=== Data entries ===

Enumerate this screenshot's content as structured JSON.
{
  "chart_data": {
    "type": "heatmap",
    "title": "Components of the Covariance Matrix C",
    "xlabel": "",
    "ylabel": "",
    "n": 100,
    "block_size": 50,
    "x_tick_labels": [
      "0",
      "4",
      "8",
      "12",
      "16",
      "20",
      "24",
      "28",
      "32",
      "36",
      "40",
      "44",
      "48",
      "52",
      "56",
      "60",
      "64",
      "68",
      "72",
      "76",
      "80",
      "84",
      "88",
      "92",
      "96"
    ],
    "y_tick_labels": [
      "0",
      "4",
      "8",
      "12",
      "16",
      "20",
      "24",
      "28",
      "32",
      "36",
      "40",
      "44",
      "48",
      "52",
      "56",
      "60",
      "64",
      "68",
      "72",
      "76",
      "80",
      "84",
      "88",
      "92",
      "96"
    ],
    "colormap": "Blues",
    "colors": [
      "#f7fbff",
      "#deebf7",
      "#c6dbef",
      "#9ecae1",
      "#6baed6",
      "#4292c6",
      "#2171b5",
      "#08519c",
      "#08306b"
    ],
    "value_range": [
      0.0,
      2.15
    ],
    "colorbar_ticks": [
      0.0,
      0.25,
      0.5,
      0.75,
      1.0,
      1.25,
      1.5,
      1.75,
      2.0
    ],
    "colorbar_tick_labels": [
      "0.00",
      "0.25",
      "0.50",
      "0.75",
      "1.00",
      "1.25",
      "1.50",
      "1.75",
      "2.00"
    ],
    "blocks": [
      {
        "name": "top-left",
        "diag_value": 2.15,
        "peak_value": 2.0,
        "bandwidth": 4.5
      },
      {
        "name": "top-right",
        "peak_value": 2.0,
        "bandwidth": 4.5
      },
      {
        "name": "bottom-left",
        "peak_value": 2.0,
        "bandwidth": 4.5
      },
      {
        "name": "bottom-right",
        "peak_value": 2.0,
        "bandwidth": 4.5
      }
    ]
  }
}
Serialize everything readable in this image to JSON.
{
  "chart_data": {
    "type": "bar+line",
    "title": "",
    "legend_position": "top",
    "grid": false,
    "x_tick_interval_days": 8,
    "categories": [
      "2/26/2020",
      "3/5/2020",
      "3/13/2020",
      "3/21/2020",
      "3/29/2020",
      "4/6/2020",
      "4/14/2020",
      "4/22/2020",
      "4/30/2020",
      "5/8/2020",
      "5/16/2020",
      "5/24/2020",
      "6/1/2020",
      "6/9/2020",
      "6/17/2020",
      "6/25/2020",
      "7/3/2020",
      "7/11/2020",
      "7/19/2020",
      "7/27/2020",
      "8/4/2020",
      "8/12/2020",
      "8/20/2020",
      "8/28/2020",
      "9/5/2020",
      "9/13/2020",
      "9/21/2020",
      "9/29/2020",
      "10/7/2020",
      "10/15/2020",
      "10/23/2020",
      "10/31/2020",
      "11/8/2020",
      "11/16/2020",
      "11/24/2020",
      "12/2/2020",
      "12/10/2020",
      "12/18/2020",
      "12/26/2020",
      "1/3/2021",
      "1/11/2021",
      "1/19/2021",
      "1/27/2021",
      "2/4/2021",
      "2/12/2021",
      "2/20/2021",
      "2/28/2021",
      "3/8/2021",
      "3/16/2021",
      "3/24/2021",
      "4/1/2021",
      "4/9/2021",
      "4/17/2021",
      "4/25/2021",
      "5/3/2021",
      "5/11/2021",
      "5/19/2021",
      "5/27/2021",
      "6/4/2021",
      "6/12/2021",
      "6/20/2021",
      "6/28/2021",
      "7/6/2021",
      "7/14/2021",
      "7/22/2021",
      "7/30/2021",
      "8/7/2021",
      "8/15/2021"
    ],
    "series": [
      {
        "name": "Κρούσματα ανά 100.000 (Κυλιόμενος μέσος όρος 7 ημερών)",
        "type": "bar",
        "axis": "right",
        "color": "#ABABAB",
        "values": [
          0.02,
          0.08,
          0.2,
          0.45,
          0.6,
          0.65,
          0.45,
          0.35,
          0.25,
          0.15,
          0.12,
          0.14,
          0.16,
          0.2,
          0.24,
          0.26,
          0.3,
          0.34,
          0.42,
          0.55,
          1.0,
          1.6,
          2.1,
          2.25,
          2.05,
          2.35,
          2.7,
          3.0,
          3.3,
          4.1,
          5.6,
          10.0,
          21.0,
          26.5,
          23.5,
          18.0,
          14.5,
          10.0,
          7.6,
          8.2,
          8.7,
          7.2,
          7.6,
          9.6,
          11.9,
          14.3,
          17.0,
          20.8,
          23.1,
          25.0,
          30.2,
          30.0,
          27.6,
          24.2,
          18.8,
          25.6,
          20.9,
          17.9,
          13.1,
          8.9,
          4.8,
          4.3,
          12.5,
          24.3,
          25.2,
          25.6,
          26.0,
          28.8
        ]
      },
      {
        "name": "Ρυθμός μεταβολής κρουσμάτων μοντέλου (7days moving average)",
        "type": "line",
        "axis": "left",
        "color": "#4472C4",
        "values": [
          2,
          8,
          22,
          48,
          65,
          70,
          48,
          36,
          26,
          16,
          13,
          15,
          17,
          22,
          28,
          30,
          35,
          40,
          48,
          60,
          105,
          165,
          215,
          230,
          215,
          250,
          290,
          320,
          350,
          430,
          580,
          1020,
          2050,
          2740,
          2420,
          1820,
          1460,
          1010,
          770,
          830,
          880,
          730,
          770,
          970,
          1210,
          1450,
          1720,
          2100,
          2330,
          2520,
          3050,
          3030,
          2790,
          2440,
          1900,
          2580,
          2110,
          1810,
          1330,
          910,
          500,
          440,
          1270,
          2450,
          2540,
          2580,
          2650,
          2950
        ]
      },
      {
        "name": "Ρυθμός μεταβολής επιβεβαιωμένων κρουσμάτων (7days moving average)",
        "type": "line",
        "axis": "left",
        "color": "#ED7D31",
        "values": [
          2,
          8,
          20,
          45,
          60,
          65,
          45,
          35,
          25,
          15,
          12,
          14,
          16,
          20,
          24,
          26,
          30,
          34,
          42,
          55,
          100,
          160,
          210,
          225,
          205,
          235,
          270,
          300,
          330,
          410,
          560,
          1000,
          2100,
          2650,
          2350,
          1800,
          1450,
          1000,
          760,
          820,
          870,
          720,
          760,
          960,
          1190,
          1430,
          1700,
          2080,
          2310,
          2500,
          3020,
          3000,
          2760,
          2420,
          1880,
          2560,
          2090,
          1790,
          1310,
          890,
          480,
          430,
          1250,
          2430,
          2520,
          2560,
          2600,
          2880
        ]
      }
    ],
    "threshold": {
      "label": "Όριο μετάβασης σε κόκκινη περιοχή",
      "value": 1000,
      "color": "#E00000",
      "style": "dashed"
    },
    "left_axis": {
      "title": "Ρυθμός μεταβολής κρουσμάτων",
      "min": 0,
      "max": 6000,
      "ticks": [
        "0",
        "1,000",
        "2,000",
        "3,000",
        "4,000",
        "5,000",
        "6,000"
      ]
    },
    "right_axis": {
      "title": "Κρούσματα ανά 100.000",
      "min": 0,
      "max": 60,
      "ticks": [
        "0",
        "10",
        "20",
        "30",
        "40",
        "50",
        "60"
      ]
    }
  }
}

===

### The request
Output each record exactly, leaving nothing out.

### Answer to this problem
Enumerate this screenshot's content as structured JSON.
{
  "chart_data": {
    "type": "heatmap",
    "title": "Components of the Covariance Matrix C",
    "xlabel": "",
    "ylabel": "",
    "n": 100,
    "block_size": 50,
    "x_tick_labels": [
      "0",
      "4",
      "8",
      "12",
      "16",
      "20",
      "24",
      "28",
      "32",
      "36",
      "40",
      "44",
      "48",
      "52",
      "56",
      "60",
      "64",
      "68",
      "72",
      "76",
      "80",
      "84",
      "88",
      "92",
      "96"
    ],
    "y_tick_labels": [
      "0",
      "4",
      "8",
      "12",
      "16",
      "20",
      "24",
      "28",
      "32",
      "36",
      "40",
      "44",
      "48",
      "52",
      "56",
      "60",
      "64",
      "68",
      "72",
      "76",
      "80",
      "84",
      "88",
      "92",
      "96"
    ],
    "colormap": "Blues",
    "colors": [
      "#f7fbff",
      "#deebf7",
      "#c6dbef",
      "#9ecae1",
      "#6baed6",
      "#4292c6",
      "#2171b5",
      "#08519c",
      "#08306b"
    ],
    "value_range": [
      0.0,
      2.15
    ],
    "colorbar_ticks": [
      0.0,
      0.25,
      0.5,
      0.75,
      1.0,
      1.25,
      1.5,
      1.75,
      2.0
    ],
    "colorbar_tick_labels": [
      "0.00",
      "0.25",
      "0.50",
      "0.75",
      "1.00",
      "1.25",
      "1.50",
      "1.75",
      "2.00"
    ],
    "blocks": [
      {
        "name": "top-left",
        "diag_value": 2.15,
        "peak_value": 2.0,
        "bandwidth": 4.5
      },
      {
        "name": "top-right",
        "peak_value": 2.0,
        "bandwidth": 4.5
      },
      {
        "name": "bottom-left",
        "peak_value": 2.0,
        "bandwidth": 4.5
      },
      {
        "name": "bottom-right",
        "peak_value": 2.0,
        "bandwidth": 4.5
      }
    ]
  }
}
Serialize everything readable in this image to JSON.
{
  "chart_data": {
    "type": "bar+line",
    "title": "",
    "legend_position": "top",
    "grid": false,
    "x_tick_interval_days": 8,
    "categories": [
      "2/26/2020",
      "3/5/2020",
      "3/13/2020",
      "3/21/2020",
      "3/29/2020",
      "4/6/2020",
      "4/14/2020",
      "4/22/2020",
      "4/30/2020",
      "5/8/2020",
      "5/16/2020",
      "5/24/2020",
      "6/1/2020",
      "6/9/2020",
      "6/17/2020",
      "6/25/2020",
      "7/3/2020",
      "7/11/2020",
      "7/19/2020",
      "7/27/2020",
      "8/4/2020",
      "8/12/2020",
      "8/20/2020",
      "8/28/2020",
      "9/5/2020",
      "9/13/2020",
      "9/21/2020",
      "9/29/2020",
      "10/7/2020",
      "10/15/2020",
      "10/23/2020",
      "10/31/2020",
      "11/8/2020",
      "11/16/2020",
      "11/24/2020",
      "12/2/2020",
      "12/10/2020",
      "12/18/2020",
      "12/26/2020",
      "1/3/2021",
      "1/11/2021",
      "1/19/2021",
      "1/27/2021",
      "2/4/2021",
      "2/12/2021",
      "2/20/2021",
      "2/28/2021",
      "3/8/2021",
      "3/16/2021",
      "3/24/2021",
      "4/1/2021",
      "4/9/2021",
      "4/17/2021",
      "4/25/2021",
      "5/3/2021",
      "5/11/2021",
      "5/19/2021",
      "5/27/2021",
      "6/4/2021",
      "6/12/2021",
      "6/20/2021",
      "6/28/2021",
      "7/6/2021",
      "7/14/2021",
      "7/22/2021",
      "7/30/2021",
      "8/7/2021",
      "8/15/2021"
    ],
    "series": [
      {
        "name": "Κρούσματα ανά 100.000 (Κυλιόμενος μέσος όρος 7 ημερών)",
        "type": "bar",
        "axis": "right",
        "color": "#ABABAB",
        "values": [
          0.02,
          0.08,
          0.2,
          0.45,
          0.6,
          0.65,
          0.45,
          0.35,
          0.25,
          0.15,
          0.12,
          0.14,
          0.16,
          0.2,
          0.24,
          0.26,
          0.3,
          0.34,
          0.42,
          0.55,
          1.0,
          1.6,
          2.1,
          2.25,
          2.05,
          2.35,
          2.7,
          3.0,
          3.3,
          4.1,
          5.6,
          10.0,
          21.0,
          26.5,
          23.5,
          18.0,
          14.5,
          10.0,
          7.6,
          8.2,
          8.7,
          7.2,
          7.6,
          9.6,
          11.9,
          14.3,
          17.0,
          20.8,
          23.1,
          25.0,
          30.2,
          30.0,
          27.6,
          24.2,
          18.8,
          25.6,
          20.9,
          17.9,
          13.1,
          8.9,
          4.8,
          4.3,
          12.5,
          24.3,
          25.2,
          25.6,
          26.0,
          28.8
        ]
      },
      {
        "name": "Ρυθμός μεταβολής κρουσμάτων μοντέλου (7days moving average)",
        "type": "line",
        "axis": "left",
        "color": "#4472C4",
        "values": [
          2,
          8,
          22,
          48,
          65,
          70,
          48,
          36,
          26,
          16,
          13,
          15,
          17,
          22,
          28,
          30,
          35,
          40,
          48,
          60,
          105,
          165,
          215,
          230,
          215,
          250,
          290,
          320,
          350,
          430,
          580,
          1020,
          2050,
          2740,
          2420,
          1820,
          1460,
          1010,
          770,
          830,
          880,
          730,
          770,
          970,
          1210,
          1450,
          1720,
          2100,
          2330,
          2520,
          3050,
          3030,
          2790,
          2440,
          1900,
          2580,
          2110,
          1810,
          1330,
          910,
          500,
          440,
          1270,
          2450,
          2540,
          2580,
          2650,
          2950
        ]
      },
      {
        "name": "Ρυθμός μεταβολής επιβεβαιωμένων κρουσμάτων (7days moving average)",
        "type": "line",
        "axis": "left",
        "color": "#ED7D31",
        "values": [
          2,
          8,
          20,
          45,
          60,
          65,
          45,
          35,
          25,
          15,
          12,
          14,
          16,
          20,
          24,
          26,
          30,
          34,
          42,
          55,
          100,
          160,
          210,
          225,
          205,
          235,
          270,
          300,
          330,
          410,
          560,
          1000,
          2100,
          2650,
          2350,
          1800,
          1450,
          1000,
          760,
          820,
          870,
          720,
          760,
          960,
          1190,
          1430,
          1700,
          2080,
          2310,
          2500,
          3020,
          3000,
          2760,
          2420,
          1880,
          2560,
          2090,
          1790,
          1310,
          890,
          480,
          430,
          1250,
          2430,
          2520,
          2560,
          2600,
          2880
        ]
      }
    ],
    "threshold": {
      "label": "Όριο μετάβασης σε κόκκινη περιοχή",
      "value": 1000,
      "color": "#E00000",
      "style": "dashed"
    },
    "left_axis": {
      "title": "Ρυθμός μεταβολής κρουσμάτων",
      "min": 0,
      "max": 6000,
      "ticks": [
        "0",
        "1,000",
        "2,000",
        "3,000",
        "4,000",
        "5,000",
        "6,000"
      ]
    },
    "right_axis": {
      "title": "Κρούσματα ανά 100.000",
      "min": 0,
      "max": 60,
      "ticks": [
        "0",
        "10",
        "20",
        "30",
        "40",
        "50",
        "60"
      ]
    }
  }
}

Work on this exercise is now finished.